Written request: Using the records that follow, copy every line containing the word "Duration".

Rows:
------------------------------

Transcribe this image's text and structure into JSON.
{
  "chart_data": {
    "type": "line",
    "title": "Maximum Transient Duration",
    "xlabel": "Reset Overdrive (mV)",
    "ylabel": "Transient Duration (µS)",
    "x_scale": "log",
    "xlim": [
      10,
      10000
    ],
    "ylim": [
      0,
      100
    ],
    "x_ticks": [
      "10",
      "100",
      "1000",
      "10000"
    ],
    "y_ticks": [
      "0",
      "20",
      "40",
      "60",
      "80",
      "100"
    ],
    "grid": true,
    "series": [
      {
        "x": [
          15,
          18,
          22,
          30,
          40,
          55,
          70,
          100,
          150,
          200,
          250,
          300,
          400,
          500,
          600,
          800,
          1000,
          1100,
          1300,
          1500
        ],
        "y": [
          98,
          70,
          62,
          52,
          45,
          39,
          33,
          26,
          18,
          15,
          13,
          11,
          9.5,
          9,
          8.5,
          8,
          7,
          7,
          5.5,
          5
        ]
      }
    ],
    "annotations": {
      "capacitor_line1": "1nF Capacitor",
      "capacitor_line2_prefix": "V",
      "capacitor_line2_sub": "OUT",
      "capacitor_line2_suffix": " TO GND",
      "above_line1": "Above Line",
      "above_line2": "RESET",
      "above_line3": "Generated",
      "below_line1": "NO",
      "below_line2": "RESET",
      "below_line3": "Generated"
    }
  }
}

------------------------------

Solution:
    "title": "Maximum Transient Duration",
    "ylabel": "Transient Duration (µS)",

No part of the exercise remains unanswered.